* start *

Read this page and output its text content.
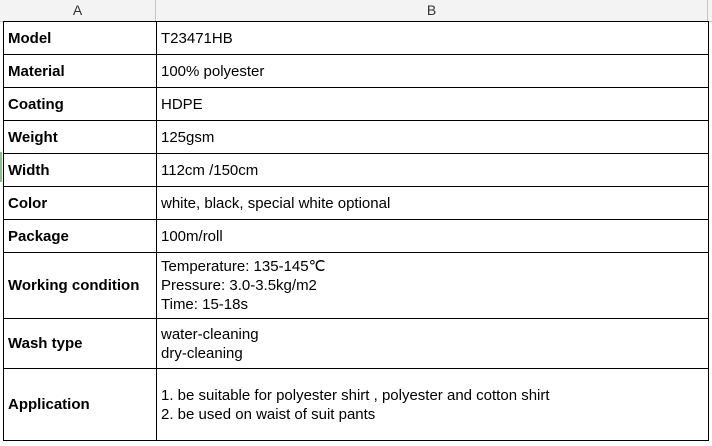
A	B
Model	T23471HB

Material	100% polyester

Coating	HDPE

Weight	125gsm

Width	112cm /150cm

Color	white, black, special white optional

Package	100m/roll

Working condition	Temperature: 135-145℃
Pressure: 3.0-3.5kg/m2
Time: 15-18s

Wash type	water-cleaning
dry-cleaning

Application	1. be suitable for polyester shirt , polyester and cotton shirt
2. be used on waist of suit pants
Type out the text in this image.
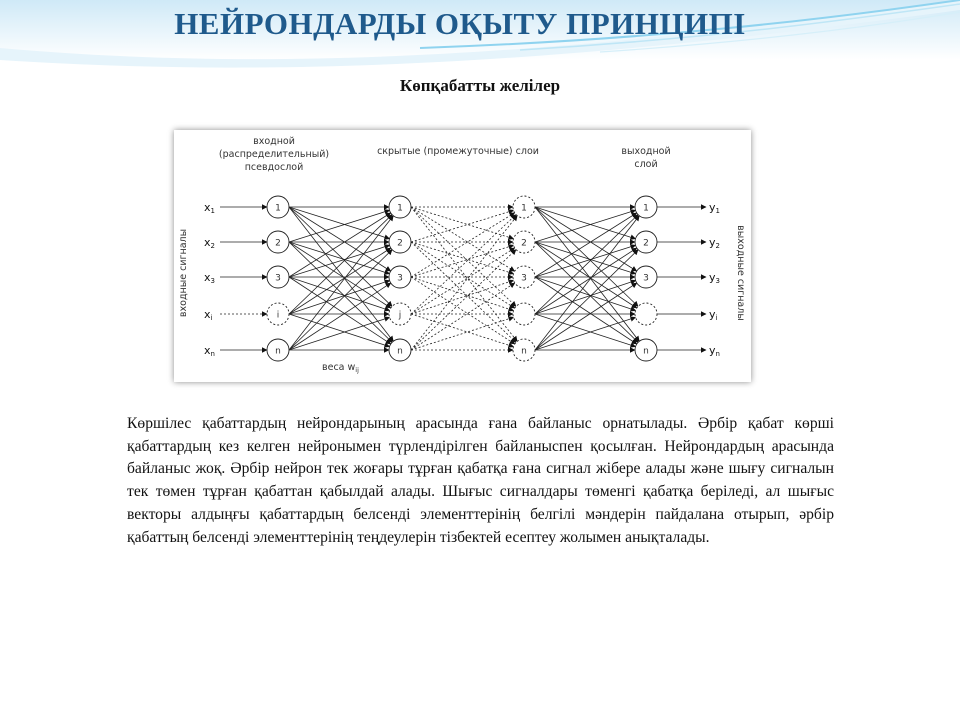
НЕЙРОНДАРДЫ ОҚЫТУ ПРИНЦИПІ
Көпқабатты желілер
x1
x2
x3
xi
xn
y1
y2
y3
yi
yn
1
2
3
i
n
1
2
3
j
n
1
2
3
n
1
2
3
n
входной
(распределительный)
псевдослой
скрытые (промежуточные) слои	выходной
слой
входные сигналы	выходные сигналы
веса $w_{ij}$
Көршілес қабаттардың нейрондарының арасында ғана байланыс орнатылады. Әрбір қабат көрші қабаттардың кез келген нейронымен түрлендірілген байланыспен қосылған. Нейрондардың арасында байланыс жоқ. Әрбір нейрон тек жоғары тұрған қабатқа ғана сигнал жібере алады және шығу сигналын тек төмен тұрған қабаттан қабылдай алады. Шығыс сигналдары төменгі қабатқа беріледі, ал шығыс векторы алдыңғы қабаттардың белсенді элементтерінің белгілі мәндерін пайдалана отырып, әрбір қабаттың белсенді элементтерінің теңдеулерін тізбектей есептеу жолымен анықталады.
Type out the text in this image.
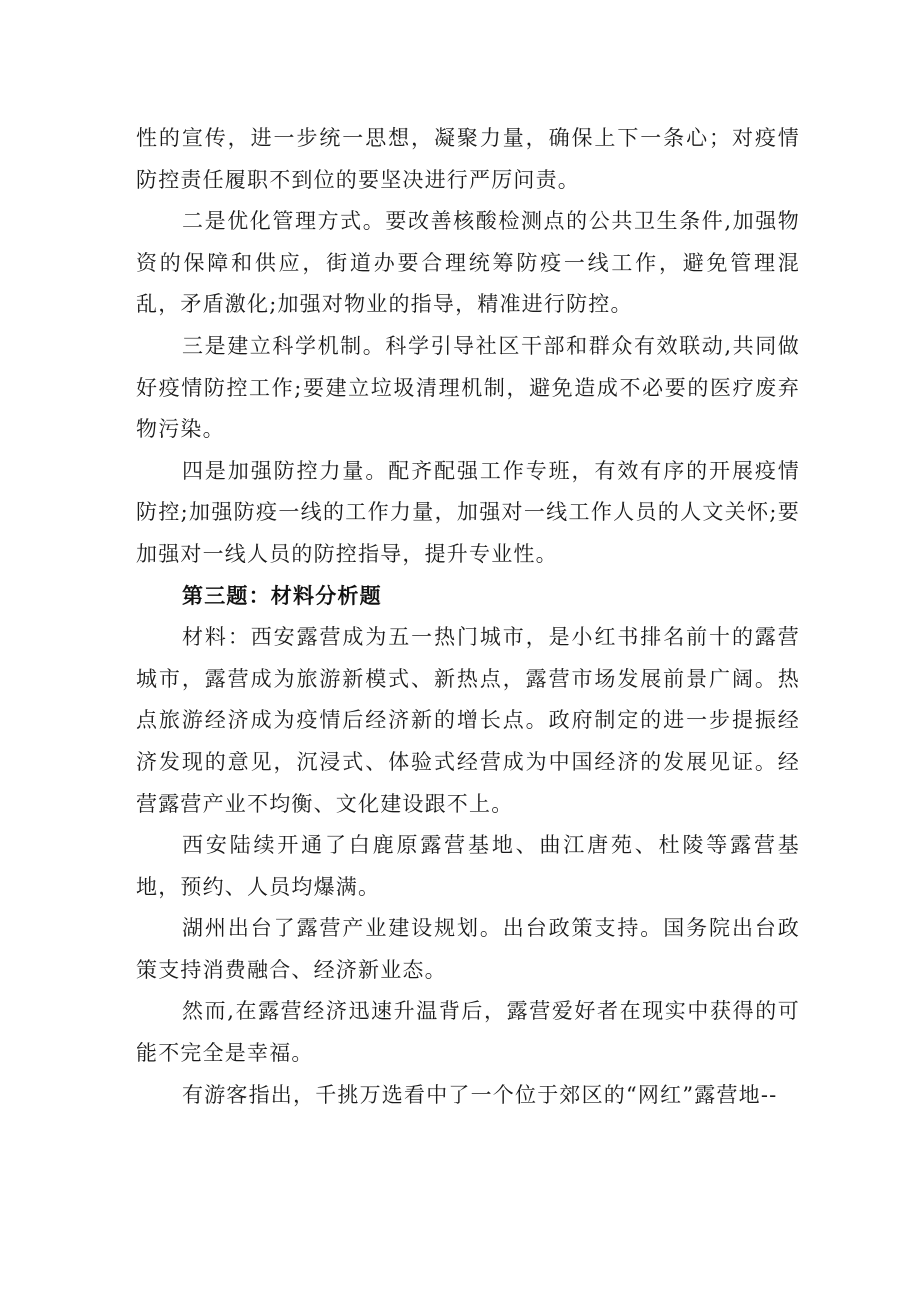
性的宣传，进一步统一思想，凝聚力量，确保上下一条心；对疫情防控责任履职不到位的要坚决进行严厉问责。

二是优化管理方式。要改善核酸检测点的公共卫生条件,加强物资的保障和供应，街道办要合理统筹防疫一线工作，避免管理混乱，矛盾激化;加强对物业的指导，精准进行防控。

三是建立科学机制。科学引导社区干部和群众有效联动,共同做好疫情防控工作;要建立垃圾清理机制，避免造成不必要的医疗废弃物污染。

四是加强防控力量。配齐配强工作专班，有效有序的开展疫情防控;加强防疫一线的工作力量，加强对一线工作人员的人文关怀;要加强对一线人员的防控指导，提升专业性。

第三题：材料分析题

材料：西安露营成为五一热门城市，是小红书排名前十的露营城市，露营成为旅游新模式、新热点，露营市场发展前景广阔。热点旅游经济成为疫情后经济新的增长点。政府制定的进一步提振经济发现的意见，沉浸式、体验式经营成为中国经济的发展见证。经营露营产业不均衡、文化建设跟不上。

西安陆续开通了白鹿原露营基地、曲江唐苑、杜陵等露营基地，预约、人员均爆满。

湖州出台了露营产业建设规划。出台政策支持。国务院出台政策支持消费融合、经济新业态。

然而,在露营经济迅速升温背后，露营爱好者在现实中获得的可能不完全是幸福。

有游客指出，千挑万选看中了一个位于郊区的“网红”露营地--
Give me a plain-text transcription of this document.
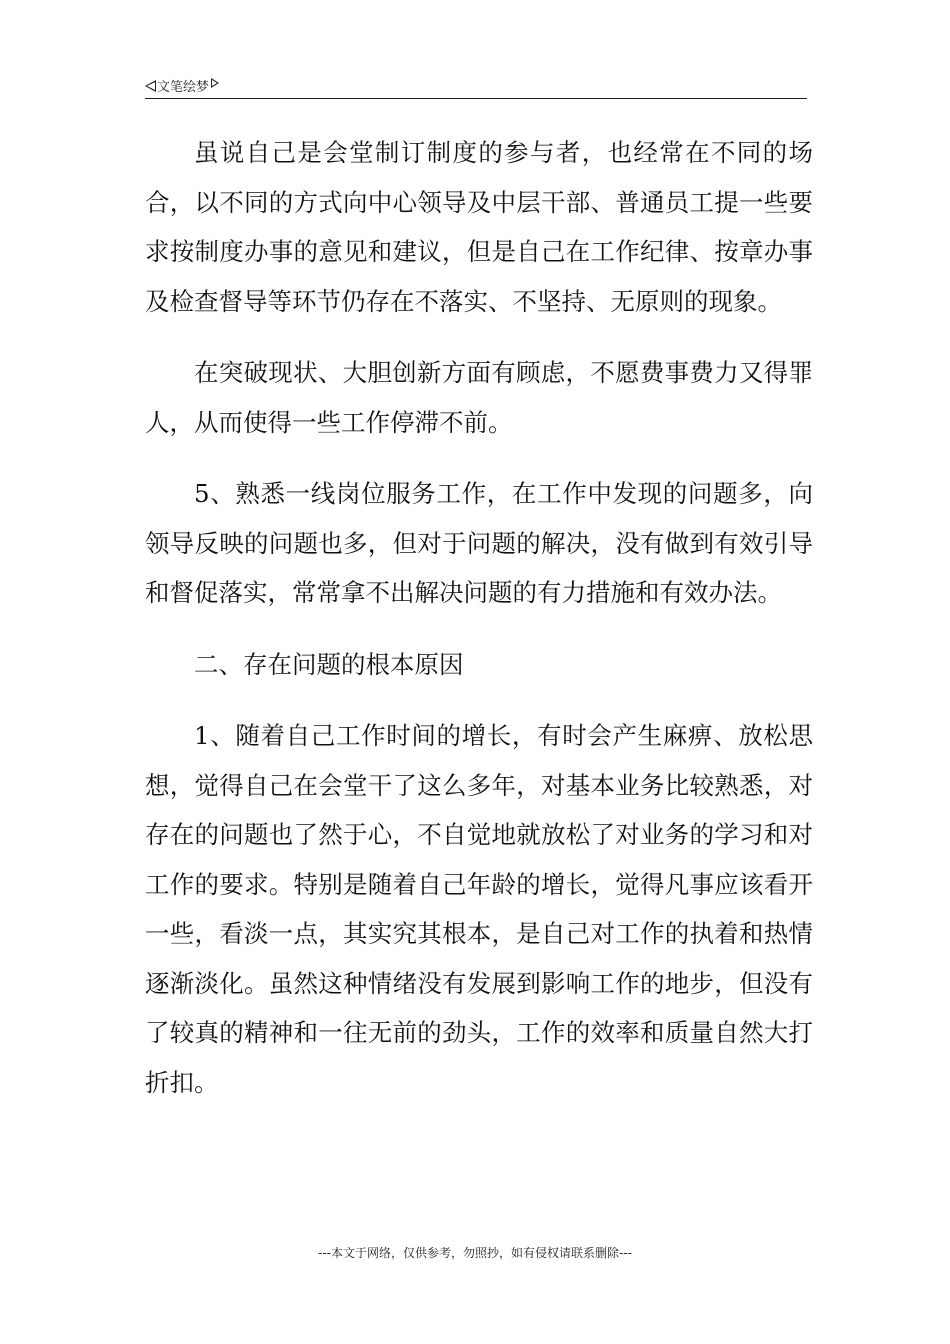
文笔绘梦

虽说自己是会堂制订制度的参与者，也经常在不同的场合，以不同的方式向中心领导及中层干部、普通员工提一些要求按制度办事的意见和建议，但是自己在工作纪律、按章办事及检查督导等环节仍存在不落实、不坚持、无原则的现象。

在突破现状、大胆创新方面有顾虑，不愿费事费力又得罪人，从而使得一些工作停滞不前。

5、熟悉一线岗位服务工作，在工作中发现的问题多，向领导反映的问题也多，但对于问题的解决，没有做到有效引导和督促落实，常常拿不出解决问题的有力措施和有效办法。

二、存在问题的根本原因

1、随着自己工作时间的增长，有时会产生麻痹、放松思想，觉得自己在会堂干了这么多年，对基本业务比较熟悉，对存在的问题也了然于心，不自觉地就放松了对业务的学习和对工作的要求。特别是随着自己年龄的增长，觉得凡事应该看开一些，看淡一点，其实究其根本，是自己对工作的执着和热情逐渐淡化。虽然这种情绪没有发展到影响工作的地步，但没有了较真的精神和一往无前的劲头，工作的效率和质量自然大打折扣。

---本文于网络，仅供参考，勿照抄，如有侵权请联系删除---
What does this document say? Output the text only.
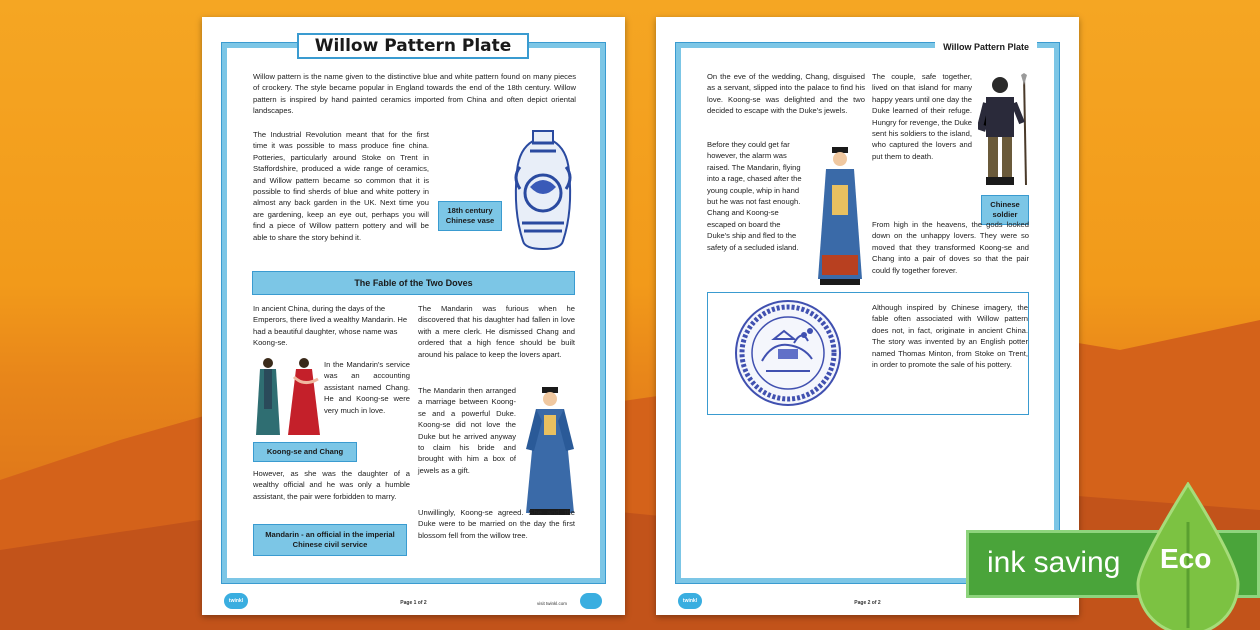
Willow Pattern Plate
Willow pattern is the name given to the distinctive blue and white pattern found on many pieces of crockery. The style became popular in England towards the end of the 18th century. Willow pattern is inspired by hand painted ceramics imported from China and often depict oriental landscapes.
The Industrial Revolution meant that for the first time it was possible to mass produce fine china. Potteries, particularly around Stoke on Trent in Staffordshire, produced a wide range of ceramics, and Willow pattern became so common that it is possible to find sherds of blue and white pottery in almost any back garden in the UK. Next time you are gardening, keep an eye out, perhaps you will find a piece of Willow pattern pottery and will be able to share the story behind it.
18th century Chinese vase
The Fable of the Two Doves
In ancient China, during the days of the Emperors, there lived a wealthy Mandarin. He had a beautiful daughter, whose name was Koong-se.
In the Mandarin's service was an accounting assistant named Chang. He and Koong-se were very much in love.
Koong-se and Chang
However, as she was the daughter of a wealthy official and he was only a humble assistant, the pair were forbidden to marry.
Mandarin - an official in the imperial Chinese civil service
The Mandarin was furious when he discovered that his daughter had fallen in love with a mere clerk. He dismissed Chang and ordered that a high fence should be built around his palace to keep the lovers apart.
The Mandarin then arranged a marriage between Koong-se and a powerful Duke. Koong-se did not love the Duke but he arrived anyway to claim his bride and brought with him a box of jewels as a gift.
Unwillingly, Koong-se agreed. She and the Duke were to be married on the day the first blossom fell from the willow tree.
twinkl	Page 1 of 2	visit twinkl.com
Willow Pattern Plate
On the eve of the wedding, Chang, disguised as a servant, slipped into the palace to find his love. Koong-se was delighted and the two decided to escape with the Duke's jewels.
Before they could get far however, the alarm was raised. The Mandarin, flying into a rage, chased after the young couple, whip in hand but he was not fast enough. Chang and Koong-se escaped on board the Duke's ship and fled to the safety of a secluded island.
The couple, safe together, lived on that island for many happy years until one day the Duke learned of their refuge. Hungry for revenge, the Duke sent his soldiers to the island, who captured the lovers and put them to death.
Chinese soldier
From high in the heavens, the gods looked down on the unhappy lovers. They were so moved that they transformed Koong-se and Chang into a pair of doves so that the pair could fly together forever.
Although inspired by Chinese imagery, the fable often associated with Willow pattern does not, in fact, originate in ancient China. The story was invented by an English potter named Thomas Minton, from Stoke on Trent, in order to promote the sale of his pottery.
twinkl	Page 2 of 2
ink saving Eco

* end *

§ **SET EXERCISE**: The listing above must be printed again exactly, minus its pictures.

§ **TASK SOLUTION**:
Read this page and output its text content.
A	B
Model	T23471HB

Material	100% polyester

Coating	HDPE

Weight	125gsm

Width	112cm /150cm

Color	white, black, special white optional

Package	100m/roll

Working condition	Temperature: 135-145℃
Pressure: 3.0-3.5kg/m2
Time: 15-18s

Wash type	water-cleaning
dry-cleaning

Application	1. be suitable for polyester shirt , polyester and cotton shirt
2. be used on waist of suit pants
Type out the text in this image.
НЕЙРОНДАРДЫ ОҚЫТУ ПРИНЦИПІ
Көпқабатты желілер
x1
x2
x3
xi
xn
y1
y2
y3
yi
yn
1
2
3
i
n
1
2
3
j
n
1
2
3
n
1
2
3
n
входной
(распределительный)
псевдослой
скрытые (промежуточные) слои	выходной
слой
входные сигналы	выходные сигналы
веса $w_{ij}$
Көршілес қабаттардың нейрондарының арасында ғана байланыс орнатылады. Әрбір қабат көрші қабаттардың кез келген нейронымен түрлендірілген байланыспен қосылған. Нейрондардың арасында байланыс жоқ. Әрбір нейрон тек жоғары тұрған қабатқа ғана сигнал жібере алады және шығу сигналын тек төмен тұрған қабаттан қабылдай алады. Шығыс сигналдары төменгі қабатқа беріледі, ал шығыс векторы алдыңғы қабаттардың белсенді элементтерінің белгілі мәндерін пайдалана отырып, әрбір қабаттың белсенді элементтерінің теңдеулерін тізбектей есептеу жолымен анықталады.
Type out the text in this image.
性的宣传，进一步统一思想，凝聚力量，确保上下一条心；对疫情防控责任履职不到位的要坚决进行严厉问责。

二是优化管理方式。要改善核酸检测点的公共卫生条件,加强物资的保障和供应，街道办要合理统筹防疫一线工作，避免管理混乱，矛盾激化;加强对物业的指导，精准进行防控。

三是建立科学机制。科学引导社区干部和群众有效联动,共同做好疫情防控工作;要建立垃圾清理机制，避免造成不必要的医疗废弃物污染。

四是加强防控力量。配齐配强工作专班，有效有序的开展疫情防控;加强防疫一线的工作力量，加强对一线工作人员的人文关怀;要加强对一线人员的防控指导，提升专业性。

第三题：材料分析题

材料：西安露营成为五一热门城市，是小红书排名前十的露营城市，露营成为旅游新模式、新热点，露营市场发展前景广阔。热点旅游经济成为疫情后经济新的增长点。政府制定的进一步提振经济发现的意见，沉浸式、体验式经营成为中国经济的发展见证。经营露营产业不均衡、文化建设跟不上。

西安陆续开通了白鹿原露营基地、曲江唐苑、杜陵等露营基地，预约、人员均爆满。

湖州出台了露营产业建设规划。出台政策支持。国务院出台政策支持消费融合、经济新业态。

然而,在露营经济迅速升温背后，露营爱好者在现实中获得的可能不完全是幸福。

有游客指出，千挑万选看中了一个位于郊区的“网红”露营地--
Give me a plain-text transcription of this document.
文笔绘梦

虽说自己是会堂制订制度的参与者，也经常在不同的场合，以不同的方式向中心领导及中层干部、普通员工提一些要求按制度办事的意见和建议，但是自己在工作纪律、按章办事及检查督导等环节仍存在不落实、不坚持、无原则的现象。

在突破现状、大胆创新方面有顾虑，不愿费事费力又得罪人，从而使得一些工作停滞不前。

5、熟悉一线岗位服务工作，在工作中发现的问题多，向领导反映的问题也多，但对于问题的解决，没有做到有效引导和督促落实，常常拿不出解决问题的有力措施和有效办法。

二、存在问题的根本原因

1、随着自己工作时间的增长，有时会产生麻痹、放松思想，觉得自己在会堂干了这么多年，对基本业务比较熟悉，对存在的问题也了然于心，不自觉地就放松了对业务的学习和对工作的要求。特别是随着自己年龄的增长，觉得凡事应该看开一些，看淡一点，其实究其根本，是自己对工作的执着和热情逐渐淡化。虽然这种情绪没有发展到影响工作的地步，但没有了较真的精神和一往无前的劲头，工作的效率和质量自然大打折扣。

---本文于网络，仅供参考，勿照抄，如有侵权请联系删除---
What does this document say? Output the text only.
Willow Pattern Plate
Willow pattern is the name given to the distinctive blue and white pattern found on many pieces of crockery. The style became popular in England towards the end of the 18th century. Willow pattern is inspired by hand painted ceramics imported from China and often depict oriental landscapes.
The Industrial Revolution meant that for the first time it was possible to mass produce fine china. Potteries, particularly around Stoke on Trent in Staffordshire, produced a wide range of ceramics, and Willow pattern became so common that it is possible to find sherds of blue and white pottery in almost any back garden in the UK. Next time you are gardening, keep an eye out, perhaps you will find a piece of Willow pattern pottery and will be able to share the story behind it.
18th century Chinese vase
The Fable of the Two Doves
In ancient China, during the days of the Emperors, there lived a wealthy Mandarin. He had a beautiful daughter, whose name was Koong-se.
In the Mandarin's service was an accounting assistant named Chang. He and Koong-se were very much in love.
Koong-se and Chang
However, as she was the daughter of a wealthy official and he was only a humble assistant, the pair were forbidden to marry.
Mandarin - an official in the imperial Chinese civil service
The Mandarin was furious when he discovered that his daughter had fallen in love with a mere clerk. He dismissed Chang and ordered that a high fence should be built around his palace to keep the lovers apart.
The Mandarin then arranged a marriage between Koong-se and a powerful Duke. Koong-se did not love the Duke but he arrived anyway to claim his bride and brought with him a box of jewels as a gift.
Unwillingly, Koong-se agreed. She and the Duke were to be married on the day the first blossom fell from the willow tree.
twinkl	Page 1 of 2	visit twinkl.com
Willow Pattern Plate
On the eve of the wedding, Chang, disguised as a servant, slipped into the palace to find his love. Koong-se was delighted and the two decided to escape with the Duke's jewels.
Before they could get far however, the alarm was raised. The Mandarin, flying into a rage, chased after the young couple, whip in hand but he was not fast enough. Chang and Koong-se escaped on board the Duke's ship and fled to the safety of a secluded island.
The couple, safe together, lived on that island for many happy years until one day the Duke learned of their refuge. Hungry for revenge, the Duke sent his soldiers to the island, who captured the lovers and put them to death.
Chinese soldier
From high in the heavens, the gods looked down on the unhappy lovers. They were so moved that they transformed Koong-se and Chang into a pair of doves so that the pair could fly together forever.
Although inspired by Chinese imagery, the fable often associated with Willow pattern does not, in fact, originate in ancient China. The story was invented by an English potter named Thomas Minton, from Stoke on Trent, in order to promote the sale of his pottery.
twinkl	Page 2 of 2
ink saving Eco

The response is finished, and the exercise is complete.